INFORMATION SHOWN |
+ + + + +
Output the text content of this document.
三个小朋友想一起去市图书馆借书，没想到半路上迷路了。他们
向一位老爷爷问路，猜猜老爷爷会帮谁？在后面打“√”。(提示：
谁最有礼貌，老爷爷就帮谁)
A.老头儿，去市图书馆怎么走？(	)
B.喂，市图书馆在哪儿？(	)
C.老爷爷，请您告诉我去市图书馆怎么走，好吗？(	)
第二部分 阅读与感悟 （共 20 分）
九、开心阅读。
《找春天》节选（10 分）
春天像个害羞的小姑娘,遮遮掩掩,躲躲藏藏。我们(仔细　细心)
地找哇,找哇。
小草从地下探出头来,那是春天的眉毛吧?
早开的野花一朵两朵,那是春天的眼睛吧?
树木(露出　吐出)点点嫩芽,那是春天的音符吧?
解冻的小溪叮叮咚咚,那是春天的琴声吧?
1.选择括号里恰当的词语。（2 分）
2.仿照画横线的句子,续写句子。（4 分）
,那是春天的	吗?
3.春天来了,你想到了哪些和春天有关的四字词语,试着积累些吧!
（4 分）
+ + + + +
WORK INSTRUCTIONS | Without leaving anything out, give the entries again exactly.

FULL ANSWER |
Output the text content of this document.
三个小朋友想一起去市图书馆借书，没想到半路上迷路了。他们
向一位老爷爷问路，猜猜老爷爷会帮谁？在后面打“√”。(提示：
谁最有礼貌，老爷爷就帮谁)
A.老头儿，去市图书馆怎么走？(	)
B.喂，市图书馆在哪儿？(	)
C.老爷爷，请您告诉我去市图书馆怎么走，好吗？(	)
第二部分 阅读与感悟 （共 20 分）
九、开心阅读。
《找春天》节选（10 分）
春天像个害羞的小姑娘,遮遮掩掩,躲躲藏藏。我们(仔细　细心)
地找哇,找哇。
小草从地下探出头来,那是春天的眉毛吧?
早开的野花一朵两朵,那是春天的眼睛吧?
树木(露出　吐出)点点嫩芽,那是春天的音符吧?
解冻的小溪叮叮咚咚,那是春天的琴声吧?
1.选择括号里恰当的词语。（2 分）
2.仿照画横线的句子,续写句子。（4 分）
,那是春天的	吗?
3.春天来了,你想到了哪些和春天有关的四字词语,试着积累些吧!
（4 分）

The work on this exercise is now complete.